* _PROVIDED INFORMATION_:
####

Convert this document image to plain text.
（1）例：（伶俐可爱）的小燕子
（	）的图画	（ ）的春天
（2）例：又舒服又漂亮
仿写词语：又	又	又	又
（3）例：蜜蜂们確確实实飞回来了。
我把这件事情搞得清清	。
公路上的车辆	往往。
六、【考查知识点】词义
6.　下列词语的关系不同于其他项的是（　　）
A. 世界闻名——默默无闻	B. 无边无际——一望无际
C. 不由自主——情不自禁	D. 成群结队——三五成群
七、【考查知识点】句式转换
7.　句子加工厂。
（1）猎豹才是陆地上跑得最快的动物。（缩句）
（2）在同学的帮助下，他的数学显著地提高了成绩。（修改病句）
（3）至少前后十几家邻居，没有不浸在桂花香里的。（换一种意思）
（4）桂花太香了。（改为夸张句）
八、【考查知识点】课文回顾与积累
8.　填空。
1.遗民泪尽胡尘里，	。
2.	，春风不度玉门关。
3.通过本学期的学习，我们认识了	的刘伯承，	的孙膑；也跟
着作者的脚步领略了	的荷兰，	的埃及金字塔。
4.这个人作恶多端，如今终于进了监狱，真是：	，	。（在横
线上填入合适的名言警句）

####

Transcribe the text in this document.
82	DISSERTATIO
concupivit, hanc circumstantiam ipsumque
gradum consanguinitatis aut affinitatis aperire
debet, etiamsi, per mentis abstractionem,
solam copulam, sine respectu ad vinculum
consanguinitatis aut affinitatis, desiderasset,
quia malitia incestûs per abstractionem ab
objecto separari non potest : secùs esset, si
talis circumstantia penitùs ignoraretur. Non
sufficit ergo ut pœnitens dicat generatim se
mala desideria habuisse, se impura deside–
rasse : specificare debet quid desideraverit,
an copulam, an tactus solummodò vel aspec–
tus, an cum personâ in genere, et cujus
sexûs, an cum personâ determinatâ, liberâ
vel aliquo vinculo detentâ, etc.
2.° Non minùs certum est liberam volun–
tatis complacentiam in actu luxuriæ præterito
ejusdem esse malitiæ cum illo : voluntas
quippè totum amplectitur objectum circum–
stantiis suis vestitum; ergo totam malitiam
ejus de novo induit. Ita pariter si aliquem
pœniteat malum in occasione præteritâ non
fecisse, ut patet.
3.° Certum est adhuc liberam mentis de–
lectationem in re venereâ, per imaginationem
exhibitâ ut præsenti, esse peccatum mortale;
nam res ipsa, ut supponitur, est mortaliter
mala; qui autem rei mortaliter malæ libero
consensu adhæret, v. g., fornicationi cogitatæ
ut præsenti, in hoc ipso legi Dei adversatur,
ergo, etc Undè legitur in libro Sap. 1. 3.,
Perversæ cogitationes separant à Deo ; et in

####

* _EXERCISE DETAILS_:
Reproduce each line from the records that contains the word "copulam".

* _EXERCISE RESPONSE_:
solam copulam, sine respectu ad vinculum
an copulam, an tactus solummodò vel aspec–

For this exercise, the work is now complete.